═══ Input for this task

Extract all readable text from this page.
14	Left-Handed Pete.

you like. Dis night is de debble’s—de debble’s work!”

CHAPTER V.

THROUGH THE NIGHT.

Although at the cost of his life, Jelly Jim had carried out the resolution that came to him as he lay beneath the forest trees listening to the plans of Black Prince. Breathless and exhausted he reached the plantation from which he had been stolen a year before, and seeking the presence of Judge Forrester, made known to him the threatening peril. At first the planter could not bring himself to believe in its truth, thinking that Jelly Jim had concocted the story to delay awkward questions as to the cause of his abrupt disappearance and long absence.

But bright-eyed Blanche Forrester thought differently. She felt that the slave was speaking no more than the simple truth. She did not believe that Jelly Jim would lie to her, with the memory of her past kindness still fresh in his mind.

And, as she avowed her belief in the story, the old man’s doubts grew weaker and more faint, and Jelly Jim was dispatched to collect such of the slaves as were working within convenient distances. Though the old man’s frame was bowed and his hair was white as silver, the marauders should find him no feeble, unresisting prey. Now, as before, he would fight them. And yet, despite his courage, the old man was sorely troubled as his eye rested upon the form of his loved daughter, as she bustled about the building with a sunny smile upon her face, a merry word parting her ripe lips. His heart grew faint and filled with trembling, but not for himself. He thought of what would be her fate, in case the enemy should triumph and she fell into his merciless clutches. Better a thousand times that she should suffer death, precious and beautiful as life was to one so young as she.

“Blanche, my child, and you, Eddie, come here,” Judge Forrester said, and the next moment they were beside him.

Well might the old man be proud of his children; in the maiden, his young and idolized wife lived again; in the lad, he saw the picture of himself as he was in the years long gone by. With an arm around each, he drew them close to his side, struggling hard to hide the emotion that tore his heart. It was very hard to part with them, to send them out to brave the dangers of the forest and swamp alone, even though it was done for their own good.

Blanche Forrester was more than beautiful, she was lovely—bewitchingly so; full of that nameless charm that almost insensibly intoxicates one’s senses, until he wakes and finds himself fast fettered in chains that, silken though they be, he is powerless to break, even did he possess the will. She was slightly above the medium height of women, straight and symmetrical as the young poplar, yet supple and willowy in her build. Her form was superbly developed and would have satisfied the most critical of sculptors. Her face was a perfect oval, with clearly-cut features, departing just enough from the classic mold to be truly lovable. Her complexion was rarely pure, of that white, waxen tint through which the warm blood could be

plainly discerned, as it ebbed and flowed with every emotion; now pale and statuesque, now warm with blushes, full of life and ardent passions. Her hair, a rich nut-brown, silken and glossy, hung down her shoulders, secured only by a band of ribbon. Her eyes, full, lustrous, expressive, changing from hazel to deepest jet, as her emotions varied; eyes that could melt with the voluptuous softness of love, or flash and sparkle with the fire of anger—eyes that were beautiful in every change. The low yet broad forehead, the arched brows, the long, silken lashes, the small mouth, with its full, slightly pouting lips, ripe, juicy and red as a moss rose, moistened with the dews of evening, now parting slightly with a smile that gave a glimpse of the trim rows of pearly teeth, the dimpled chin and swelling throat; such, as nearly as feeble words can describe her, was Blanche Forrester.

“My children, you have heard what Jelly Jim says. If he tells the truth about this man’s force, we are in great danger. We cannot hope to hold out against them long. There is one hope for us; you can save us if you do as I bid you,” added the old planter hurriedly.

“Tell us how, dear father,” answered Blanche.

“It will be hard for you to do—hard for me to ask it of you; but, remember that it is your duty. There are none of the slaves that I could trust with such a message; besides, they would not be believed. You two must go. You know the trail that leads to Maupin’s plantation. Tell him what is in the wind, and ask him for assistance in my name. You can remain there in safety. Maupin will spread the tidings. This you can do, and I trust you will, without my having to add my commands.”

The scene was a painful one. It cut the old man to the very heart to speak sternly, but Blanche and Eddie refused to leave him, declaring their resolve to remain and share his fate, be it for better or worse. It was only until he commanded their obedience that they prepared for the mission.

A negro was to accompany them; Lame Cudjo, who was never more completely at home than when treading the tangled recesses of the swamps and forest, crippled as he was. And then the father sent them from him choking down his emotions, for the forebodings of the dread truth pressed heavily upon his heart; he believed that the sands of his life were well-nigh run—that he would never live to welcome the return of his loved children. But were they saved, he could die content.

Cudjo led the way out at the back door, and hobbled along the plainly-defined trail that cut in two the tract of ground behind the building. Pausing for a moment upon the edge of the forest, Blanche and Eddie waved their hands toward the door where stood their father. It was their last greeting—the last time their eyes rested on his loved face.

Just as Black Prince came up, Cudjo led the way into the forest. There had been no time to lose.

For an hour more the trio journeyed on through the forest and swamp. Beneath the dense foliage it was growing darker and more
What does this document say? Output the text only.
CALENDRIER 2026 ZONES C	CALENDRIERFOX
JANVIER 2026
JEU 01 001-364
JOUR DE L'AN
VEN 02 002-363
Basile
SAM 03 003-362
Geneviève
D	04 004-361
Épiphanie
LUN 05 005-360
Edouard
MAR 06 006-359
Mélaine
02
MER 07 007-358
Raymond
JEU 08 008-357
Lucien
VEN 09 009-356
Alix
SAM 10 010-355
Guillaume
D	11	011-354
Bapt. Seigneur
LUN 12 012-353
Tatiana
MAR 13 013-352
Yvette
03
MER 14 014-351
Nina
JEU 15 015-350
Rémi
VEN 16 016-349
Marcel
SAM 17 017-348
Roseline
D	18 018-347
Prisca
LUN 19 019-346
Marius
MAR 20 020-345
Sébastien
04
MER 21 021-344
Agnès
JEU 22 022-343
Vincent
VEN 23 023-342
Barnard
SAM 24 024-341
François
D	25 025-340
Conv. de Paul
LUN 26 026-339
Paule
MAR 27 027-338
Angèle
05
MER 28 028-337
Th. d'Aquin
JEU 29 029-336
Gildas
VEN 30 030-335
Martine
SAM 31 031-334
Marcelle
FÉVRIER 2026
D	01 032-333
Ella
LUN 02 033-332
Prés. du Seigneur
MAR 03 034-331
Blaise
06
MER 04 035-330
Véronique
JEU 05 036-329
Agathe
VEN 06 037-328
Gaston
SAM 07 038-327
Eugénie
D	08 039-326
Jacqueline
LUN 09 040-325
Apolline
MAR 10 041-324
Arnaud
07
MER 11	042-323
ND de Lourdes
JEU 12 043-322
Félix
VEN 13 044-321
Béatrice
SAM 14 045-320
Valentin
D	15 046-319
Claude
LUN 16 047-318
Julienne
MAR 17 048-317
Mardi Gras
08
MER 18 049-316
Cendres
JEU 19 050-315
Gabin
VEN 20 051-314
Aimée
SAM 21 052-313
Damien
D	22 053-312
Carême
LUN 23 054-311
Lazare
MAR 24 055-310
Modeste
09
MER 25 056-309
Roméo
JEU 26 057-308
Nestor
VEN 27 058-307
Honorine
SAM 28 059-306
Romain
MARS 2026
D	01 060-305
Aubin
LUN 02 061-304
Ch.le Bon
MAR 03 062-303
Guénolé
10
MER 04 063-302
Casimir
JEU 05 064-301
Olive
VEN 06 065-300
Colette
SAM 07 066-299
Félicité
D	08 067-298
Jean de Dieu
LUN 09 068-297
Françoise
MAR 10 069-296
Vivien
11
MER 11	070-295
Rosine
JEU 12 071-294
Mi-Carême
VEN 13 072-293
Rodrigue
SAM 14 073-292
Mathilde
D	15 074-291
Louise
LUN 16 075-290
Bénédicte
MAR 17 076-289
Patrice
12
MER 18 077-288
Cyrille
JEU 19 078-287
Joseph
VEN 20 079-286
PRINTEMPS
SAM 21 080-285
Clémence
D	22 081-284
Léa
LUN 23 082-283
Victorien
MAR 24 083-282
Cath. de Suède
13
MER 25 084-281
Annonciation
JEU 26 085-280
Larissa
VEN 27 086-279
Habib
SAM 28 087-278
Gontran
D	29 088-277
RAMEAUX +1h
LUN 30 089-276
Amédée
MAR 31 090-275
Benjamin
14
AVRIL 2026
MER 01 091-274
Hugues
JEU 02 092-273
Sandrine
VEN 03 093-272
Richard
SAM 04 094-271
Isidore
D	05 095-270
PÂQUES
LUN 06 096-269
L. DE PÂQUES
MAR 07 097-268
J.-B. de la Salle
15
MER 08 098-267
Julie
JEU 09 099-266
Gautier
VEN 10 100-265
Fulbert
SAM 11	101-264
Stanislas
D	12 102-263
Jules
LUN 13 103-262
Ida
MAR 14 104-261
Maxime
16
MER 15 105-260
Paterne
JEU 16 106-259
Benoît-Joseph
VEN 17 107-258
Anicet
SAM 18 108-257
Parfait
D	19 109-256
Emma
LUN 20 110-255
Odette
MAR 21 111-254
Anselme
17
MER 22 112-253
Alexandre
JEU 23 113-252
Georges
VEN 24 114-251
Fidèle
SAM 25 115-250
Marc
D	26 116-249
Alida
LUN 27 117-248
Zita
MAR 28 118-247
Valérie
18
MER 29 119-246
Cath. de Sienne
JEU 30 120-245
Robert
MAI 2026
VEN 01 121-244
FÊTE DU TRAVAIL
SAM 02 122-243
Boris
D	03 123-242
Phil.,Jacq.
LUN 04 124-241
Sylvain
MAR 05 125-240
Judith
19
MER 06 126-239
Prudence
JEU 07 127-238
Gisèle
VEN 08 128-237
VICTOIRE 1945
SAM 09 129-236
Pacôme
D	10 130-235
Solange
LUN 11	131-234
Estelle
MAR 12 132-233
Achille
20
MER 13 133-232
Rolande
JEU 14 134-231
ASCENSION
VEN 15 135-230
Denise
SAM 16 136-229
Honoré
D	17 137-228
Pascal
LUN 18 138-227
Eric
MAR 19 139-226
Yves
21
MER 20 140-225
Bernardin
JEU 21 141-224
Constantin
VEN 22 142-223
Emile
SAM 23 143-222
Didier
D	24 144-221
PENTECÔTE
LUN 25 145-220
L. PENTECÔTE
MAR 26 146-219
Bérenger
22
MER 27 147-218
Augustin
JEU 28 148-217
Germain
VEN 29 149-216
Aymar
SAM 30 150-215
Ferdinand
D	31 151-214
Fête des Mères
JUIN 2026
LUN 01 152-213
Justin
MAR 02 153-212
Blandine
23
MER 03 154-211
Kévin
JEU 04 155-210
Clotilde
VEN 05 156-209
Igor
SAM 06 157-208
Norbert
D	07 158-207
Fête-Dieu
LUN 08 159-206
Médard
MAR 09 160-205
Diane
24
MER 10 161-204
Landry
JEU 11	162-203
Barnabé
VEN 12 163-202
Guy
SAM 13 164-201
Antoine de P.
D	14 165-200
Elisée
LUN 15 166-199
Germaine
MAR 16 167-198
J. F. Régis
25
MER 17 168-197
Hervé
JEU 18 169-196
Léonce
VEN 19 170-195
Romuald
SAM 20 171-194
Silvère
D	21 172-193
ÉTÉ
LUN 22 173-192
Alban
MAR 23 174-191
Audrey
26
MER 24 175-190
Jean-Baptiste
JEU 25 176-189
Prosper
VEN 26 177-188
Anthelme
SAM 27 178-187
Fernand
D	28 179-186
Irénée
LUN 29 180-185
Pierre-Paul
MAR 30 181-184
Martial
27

══════

→ **Your instructions**
Count every line above that holds the word "lips", and state the number and nothing more.

→ **Complete response**
2